Problem details: Below is a block of records. Copy every line in it that contains the word "JSON".

--*--

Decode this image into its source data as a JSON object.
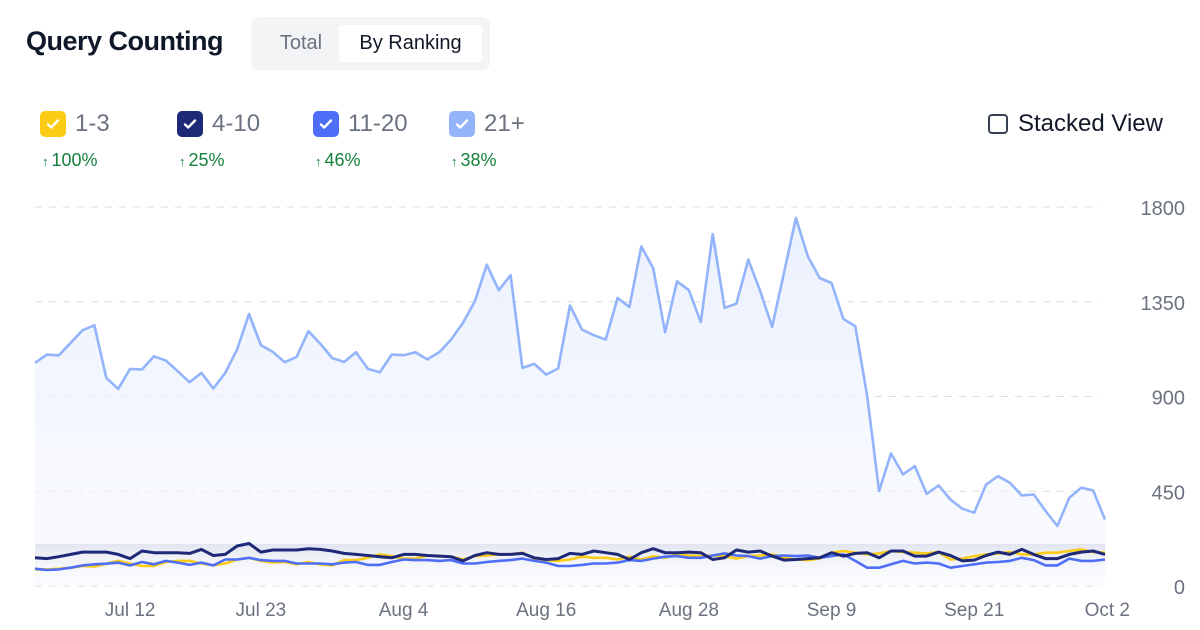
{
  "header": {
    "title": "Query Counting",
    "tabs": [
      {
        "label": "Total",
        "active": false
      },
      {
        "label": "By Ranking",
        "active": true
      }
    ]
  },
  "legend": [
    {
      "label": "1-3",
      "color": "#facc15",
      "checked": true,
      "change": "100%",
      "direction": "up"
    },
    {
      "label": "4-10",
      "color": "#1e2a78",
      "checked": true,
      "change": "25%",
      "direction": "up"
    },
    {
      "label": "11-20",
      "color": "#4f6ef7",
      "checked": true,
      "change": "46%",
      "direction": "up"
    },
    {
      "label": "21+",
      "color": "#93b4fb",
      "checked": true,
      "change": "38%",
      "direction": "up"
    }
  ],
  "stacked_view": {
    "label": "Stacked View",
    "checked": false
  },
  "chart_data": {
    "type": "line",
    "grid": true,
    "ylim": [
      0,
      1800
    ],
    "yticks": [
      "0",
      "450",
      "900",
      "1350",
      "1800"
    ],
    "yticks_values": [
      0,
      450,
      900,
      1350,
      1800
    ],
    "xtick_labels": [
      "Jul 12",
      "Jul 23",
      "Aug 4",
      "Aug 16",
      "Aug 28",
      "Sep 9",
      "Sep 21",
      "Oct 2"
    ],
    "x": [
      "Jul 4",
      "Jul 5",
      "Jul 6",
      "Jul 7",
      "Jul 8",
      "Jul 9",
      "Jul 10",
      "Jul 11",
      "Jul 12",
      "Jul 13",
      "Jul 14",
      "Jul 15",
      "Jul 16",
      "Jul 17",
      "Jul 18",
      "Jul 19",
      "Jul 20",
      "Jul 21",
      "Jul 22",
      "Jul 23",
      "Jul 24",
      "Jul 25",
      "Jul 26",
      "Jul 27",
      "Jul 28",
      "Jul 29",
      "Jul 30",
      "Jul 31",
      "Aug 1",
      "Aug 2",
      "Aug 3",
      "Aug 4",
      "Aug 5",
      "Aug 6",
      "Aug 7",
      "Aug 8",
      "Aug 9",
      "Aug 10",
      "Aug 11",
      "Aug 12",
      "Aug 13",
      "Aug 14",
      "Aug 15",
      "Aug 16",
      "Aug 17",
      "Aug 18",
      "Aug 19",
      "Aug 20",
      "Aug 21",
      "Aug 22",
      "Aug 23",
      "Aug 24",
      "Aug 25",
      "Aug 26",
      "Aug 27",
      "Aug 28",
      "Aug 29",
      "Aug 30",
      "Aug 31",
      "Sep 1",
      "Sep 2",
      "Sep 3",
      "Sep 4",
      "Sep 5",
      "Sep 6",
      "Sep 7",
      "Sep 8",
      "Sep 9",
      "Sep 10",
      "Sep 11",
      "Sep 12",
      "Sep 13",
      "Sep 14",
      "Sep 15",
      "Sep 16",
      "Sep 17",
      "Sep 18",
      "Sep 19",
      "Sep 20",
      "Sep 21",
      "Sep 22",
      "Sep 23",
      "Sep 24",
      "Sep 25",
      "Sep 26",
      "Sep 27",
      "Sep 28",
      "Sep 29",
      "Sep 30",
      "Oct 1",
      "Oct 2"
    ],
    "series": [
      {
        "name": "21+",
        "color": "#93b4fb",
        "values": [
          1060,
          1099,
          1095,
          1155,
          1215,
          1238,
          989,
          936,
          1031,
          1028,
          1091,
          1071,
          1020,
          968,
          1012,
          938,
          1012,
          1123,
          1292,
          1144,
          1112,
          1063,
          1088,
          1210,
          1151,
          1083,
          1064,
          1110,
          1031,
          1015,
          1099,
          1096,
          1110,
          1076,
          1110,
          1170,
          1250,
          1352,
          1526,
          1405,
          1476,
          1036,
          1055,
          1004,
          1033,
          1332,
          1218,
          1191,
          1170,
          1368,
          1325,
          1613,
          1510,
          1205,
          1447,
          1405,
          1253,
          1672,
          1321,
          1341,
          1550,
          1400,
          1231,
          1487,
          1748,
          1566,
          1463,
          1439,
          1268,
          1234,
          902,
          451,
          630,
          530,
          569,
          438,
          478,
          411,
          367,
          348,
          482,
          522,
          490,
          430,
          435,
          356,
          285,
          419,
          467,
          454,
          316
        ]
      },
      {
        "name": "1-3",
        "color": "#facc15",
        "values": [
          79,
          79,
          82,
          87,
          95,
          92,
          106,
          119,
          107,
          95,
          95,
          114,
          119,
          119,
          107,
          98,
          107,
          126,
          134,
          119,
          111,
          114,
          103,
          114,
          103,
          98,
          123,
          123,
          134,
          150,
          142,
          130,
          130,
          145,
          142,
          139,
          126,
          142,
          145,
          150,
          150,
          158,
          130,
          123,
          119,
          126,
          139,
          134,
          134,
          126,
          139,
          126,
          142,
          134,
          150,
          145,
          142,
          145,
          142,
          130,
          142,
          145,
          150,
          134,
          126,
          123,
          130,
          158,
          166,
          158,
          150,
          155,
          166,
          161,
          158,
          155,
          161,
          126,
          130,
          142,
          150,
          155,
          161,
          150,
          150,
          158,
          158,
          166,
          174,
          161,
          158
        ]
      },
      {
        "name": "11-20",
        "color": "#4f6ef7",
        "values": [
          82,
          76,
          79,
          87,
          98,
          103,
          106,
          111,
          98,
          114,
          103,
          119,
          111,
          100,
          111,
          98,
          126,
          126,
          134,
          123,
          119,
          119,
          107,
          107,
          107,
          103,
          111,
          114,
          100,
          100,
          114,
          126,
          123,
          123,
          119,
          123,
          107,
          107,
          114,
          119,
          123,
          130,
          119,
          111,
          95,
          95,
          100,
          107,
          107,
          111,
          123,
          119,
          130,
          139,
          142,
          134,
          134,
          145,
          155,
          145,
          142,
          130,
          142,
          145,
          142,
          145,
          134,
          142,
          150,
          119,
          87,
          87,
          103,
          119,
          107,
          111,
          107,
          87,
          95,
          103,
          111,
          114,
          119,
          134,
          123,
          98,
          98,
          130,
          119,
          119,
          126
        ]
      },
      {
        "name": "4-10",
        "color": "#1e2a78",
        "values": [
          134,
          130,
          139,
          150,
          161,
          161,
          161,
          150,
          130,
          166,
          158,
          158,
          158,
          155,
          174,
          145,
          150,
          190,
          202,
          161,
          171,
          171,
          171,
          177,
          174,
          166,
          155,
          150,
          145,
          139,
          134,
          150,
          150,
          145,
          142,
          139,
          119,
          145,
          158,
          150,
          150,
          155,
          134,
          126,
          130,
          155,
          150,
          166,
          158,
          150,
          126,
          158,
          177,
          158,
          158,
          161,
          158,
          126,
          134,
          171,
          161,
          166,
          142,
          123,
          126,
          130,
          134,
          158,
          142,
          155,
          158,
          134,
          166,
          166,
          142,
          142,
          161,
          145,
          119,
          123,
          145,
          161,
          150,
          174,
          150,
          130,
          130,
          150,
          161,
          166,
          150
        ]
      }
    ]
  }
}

--*--

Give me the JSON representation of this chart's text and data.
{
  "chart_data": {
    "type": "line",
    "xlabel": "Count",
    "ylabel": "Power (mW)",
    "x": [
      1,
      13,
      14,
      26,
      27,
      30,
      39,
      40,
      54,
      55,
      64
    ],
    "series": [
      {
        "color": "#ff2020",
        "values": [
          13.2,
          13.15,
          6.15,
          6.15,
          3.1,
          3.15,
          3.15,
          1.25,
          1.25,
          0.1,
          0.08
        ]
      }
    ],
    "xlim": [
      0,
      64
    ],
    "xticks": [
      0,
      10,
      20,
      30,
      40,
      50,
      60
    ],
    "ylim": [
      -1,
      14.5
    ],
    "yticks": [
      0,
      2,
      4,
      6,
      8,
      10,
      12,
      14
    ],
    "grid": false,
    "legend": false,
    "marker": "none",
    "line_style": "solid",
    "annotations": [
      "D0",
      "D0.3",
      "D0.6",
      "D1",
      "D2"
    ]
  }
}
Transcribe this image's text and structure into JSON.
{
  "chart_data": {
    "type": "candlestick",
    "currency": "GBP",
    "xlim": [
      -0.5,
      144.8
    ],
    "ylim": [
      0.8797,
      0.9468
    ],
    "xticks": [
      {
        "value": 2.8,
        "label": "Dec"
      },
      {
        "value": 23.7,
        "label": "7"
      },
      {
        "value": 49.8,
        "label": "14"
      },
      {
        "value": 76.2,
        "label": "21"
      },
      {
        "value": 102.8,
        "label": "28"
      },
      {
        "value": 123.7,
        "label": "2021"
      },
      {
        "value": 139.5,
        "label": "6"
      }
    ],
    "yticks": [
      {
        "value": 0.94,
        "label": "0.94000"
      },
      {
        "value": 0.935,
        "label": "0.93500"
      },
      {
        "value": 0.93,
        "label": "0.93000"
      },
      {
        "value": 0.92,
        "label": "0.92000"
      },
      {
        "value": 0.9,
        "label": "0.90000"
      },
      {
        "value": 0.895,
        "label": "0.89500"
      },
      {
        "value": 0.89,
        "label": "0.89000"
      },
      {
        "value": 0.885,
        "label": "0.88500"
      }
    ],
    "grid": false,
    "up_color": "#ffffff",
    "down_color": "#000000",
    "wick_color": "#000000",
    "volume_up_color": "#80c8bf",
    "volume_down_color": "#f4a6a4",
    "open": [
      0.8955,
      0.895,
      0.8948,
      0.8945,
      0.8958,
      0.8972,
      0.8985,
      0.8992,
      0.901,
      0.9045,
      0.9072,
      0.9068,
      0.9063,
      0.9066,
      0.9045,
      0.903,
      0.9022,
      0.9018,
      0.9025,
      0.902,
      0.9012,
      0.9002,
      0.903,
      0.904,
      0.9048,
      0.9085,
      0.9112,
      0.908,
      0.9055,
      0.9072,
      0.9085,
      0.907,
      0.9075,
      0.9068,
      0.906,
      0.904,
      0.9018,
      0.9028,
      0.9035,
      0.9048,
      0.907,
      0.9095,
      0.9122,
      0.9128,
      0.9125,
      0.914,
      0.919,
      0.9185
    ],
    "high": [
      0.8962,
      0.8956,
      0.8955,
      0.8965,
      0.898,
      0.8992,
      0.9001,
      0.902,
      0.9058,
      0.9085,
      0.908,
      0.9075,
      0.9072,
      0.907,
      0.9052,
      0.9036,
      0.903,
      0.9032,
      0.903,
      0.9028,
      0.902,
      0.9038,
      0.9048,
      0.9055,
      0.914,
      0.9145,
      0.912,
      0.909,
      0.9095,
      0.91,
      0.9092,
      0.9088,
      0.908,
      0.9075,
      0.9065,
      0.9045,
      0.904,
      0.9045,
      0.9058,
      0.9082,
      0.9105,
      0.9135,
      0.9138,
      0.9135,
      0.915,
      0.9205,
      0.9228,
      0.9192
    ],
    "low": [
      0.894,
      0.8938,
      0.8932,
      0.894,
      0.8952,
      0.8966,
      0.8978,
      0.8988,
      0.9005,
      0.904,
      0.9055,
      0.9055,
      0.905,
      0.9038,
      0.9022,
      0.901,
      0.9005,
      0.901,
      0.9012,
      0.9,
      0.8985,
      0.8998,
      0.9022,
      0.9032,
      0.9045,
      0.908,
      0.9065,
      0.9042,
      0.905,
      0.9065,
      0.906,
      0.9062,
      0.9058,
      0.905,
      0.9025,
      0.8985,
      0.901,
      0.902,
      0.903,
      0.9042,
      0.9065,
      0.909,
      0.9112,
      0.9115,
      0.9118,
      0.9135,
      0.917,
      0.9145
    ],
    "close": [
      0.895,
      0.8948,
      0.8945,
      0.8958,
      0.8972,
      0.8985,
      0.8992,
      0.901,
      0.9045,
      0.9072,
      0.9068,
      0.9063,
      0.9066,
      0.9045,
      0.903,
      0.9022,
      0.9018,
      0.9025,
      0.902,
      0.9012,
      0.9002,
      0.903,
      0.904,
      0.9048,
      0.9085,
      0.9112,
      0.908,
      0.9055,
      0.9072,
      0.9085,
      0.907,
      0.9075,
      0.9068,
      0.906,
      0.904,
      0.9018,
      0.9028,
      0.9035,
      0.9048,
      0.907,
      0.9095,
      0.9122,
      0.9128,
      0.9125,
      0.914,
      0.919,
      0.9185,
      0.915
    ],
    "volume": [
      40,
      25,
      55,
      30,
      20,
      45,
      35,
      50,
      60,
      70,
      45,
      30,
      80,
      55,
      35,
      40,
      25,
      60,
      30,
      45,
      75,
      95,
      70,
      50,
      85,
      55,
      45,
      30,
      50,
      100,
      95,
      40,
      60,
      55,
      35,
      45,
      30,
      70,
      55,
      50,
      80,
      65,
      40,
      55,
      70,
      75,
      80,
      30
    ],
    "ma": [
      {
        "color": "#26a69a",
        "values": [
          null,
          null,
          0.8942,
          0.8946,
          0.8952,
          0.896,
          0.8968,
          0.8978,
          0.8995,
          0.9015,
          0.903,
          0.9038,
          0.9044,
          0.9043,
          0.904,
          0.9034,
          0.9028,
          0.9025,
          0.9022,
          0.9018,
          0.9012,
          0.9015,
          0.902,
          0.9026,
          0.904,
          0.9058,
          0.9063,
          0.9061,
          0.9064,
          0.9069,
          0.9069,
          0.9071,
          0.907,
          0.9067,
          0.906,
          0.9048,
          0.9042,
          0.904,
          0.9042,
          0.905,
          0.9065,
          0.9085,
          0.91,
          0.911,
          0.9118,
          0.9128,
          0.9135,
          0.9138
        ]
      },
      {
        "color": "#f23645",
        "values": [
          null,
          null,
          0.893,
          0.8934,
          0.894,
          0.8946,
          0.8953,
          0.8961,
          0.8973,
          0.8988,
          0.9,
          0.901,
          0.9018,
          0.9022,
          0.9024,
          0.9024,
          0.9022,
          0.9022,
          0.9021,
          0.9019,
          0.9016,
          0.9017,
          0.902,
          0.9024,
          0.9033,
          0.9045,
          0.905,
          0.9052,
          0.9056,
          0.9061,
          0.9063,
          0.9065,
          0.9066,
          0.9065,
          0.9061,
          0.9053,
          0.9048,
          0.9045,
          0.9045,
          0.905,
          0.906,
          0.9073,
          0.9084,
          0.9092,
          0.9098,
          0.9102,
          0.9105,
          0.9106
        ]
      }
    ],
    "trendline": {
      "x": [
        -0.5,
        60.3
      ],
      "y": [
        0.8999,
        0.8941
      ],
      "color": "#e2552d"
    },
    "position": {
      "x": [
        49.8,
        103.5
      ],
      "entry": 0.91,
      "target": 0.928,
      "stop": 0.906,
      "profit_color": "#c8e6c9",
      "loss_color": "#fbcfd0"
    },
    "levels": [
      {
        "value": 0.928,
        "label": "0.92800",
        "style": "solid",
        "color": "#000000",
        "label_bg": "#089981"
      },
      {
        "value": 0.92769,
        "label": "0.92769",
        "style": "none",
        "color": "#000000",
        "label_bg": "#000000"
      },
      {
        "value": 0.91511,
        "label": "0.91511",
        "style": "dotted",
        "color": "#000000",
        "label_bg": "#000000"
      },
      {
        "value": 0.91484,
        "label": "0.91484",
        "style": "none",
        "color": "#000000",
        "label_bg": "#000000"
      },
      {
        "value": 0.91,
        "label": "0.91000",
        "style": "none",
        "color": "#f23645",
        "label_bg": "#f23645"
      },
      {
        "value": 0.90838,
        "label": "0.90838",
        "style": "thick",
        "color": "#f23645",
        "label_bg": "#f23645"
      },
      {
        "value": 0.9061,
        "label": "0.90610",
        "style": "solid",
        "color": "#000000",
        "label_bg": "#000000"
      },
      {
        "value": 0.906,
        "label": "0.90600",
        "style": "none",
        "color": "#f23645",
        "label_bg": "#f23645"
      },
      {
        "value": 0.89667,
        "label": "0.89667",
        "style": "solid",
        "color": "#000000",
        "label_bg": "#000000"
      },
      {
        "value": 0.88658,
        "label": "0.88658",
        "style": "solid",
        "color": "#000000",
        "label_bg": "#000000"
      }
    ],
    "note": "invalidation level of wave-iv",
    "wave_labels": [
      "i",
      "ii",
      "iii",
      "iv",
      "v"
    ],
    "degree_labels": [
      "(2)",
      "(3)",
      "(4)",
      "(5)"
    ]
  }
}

--*--

Correct response:
Decode this image into its source data as a JSON object.
Give me the JSON representation of this chart's text and data.
Transcribe this image's text and structure into JSON.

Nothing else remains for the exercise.